START TASK INPUTS
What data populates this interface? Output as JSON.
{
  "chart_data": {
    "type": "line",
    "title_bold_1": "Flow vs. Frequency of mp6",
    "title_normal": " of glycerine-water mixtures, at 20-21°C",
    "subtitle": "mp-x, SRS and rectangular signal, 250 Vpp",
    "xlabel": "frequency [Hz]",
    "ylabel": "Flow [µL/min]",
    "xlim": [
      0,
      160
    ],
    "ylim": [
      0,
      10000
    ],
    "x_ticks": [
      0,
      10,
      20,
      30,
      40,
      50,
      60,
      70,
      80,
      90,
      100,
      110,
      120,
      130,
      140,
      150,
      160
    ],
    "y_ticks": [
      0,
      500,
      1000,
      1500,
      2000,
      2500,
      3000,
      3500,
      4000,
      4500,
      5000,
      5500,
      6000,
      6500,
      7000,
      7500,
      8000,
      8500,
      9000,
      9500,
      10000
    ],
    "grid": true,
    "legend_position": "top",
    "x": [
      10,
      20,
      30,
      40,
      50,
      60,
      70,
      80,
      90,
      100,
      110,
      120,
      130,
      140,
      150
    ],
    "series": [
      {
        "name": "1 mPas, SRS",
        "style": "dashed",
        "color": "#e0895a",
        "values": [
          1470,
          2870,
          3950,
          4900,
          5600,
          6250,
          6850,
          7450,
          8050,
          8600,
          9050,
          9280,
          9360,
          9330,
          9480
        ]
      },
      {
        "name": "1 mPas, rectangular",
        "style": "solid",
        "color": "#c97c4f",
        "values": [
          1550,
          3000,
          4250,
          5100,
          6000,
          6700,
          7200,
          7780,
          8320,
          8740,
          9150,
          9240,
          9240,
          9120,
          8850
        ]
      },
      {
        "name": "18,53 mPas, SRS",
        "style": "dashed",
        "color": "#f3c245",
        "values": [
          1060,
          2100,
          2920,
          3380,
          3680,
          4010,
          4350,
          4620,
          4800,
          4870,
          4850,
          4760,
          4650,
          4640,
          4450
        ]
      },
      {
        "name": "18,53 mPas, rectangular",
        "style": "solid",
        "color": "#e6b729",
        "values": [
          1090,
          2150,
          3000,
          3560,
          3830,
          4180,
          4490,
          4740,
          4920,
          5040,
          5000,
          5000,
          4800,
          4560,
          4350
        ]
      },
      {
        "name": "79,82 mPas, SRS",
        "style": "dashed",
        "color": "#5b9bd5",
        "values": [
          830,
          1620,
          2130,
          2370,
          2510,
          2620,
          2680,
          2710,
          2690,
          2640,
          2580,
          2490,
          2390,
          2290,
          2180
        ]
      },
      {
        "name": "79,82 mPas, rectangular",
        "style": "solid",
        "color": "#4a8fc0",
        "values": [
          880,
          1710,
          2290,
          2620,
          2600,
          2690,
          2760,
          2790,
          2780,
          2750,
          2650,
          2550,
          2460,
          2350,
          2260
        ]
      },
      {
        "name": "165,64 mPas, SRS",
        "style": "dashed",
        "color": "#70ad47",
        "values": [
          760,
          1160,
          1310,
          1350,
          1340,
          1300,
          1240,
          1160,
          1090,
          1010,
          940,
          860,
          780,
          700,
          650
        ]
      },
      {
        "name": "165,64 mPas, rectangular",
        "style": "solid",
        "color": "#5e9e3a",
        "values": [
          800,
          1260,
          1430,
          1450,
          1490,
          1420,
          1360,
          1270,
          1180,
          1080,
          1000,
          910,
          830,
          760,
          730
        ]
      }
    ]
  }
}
END TASK INPUTS
SET PROBLEM. Return every entry exactly as given.

REPLY.
What data populates this interface? Output as JSON.
{
  "chart_data": {
    "type": "line",
    "title_bold_1": "Flow vs. Frequency of mp6",
    "title_normal": " of glycerine-water mixtures, at 20-21°C",
    "subtitle": "mp-x, SRS and rectangular signal, 250 Vpp",
    "xlabel": "frequency [Hz]",
    "ylabel": "Flow [µL/min]",
    "xlim": [
      0,
      160
    ],
    "ylim": [
      0,
      10000
    ],
    "x_ticks": [
      0,
      10,
      20,
      30,
      40,
      50,
      60,
      70,
      80,
      90,
      100,
      110,
      120,
      130,
      140,
      150,
      160
    ],
    "y_ticks": [
      0,
      500,
      1000,
      1500,
      2000,
      2500,
      3000,
      3500,
      4000,
      4500,
      5000,
      5500,
      6000,
      6500,
      7000,
      7500,
      8000,
      8500,
      9000,
      9500,
      10000
    ],
    "grid": true,
    "legend_position": "top",
    "x": [
      10,
      20,
      30,
      40,
      50,
      60,
      70,
      80,
      90,
      100,
      110,
      120,
      130,
      140,
      150
    ],
    "series": [
      {
        "name": "1 mPas, SRS",
        "style": "dashed",
        "color": "#e0895a",
        "values": [
          1470,
          2870,
          3950,
          4900,
          5600,
          6250,
          6850,
          7450,
          8050,
          8600,
          9050,
          9280,
          9360,
          9330,
          9480
        ]
      },
      {
        "name": "1 mPas, rectangular",
        "style": "solid",
        "color": "#c97c4f",
        "values": [
          1550,
          3000,
          4250,
          5100,
          6000,
          6700,
          7200,
          7780,
          8320,
          8740,
          9150,
          9240,
          9240,
          9120,
          8850
        ]
      },
      {
        "name": "18,53 mPas, SRS",
        "style": "dashed",
        "color": "#f3c245",
        "values": [
          1060,
          2100,
          2920,
          3380,
          3680,
          4010,
          4350,
          4620,
          4800,
          4870,
          4850,
          4760,
          4650,
          4640,
          4450
        ]
      },
      {
        "name": "18,53 mPas, rectangular",
        "style": "solid",
        "color": "#e6b729",
        "values": [
          1090,
          2150,
          3000,
          3560,
          3830,
          4180,
          4490,
          4740,
          4920,
          5040,
          5000,
          5000,
          4800,
          4560,
          4350
        ]
      },
      {
        "name": "79,82 mPas, SRS",
        "style": "dashed",
        "color": "#5b9bd5",
        "values": [
          830,
          1620,
          2130,
          2370,
          2510,
          2620,
          2680,
          2710,
          2690,
          2640,
          2580,
          2490,
          2390,
          2290,
          2180
        ]
      },
      {
        "name": "79,82 mPas, rectangular",
        "style": "solid",
        "color": "#4a8fc0",
        "values": [
          880,
          1710,
          2290,
          2620,
          2600,
          2690,
          2760,
          2790,
          2780,
          2750,
          2650,
          2550,
          2460,
          2350,
          2260
        ]
      },
      {
        "name": "165,64 mPas, SRS",
        "style": "dashed",
        "color": "#70ad47",
        "values": [
          760,
          1160,
          1310,
          1350,
          1340,
          1300,
          1240,
          1160,
          1090,
          1010,
          940,
          860,
          780,
          700,
          650
        ]
      },
      {
        "name": "165,64 mPas, rectangular",
        "style": "solid",
        "color": "#5e9e3a",
        "values": [
          800,
          1260,
          1430,
          1450,
          1490,
          1420,
          1360,
          1270,
          1180,
          1080,
          1000,
          910,
          830,
          760,
          730
        ]
      }
    ]
  }
}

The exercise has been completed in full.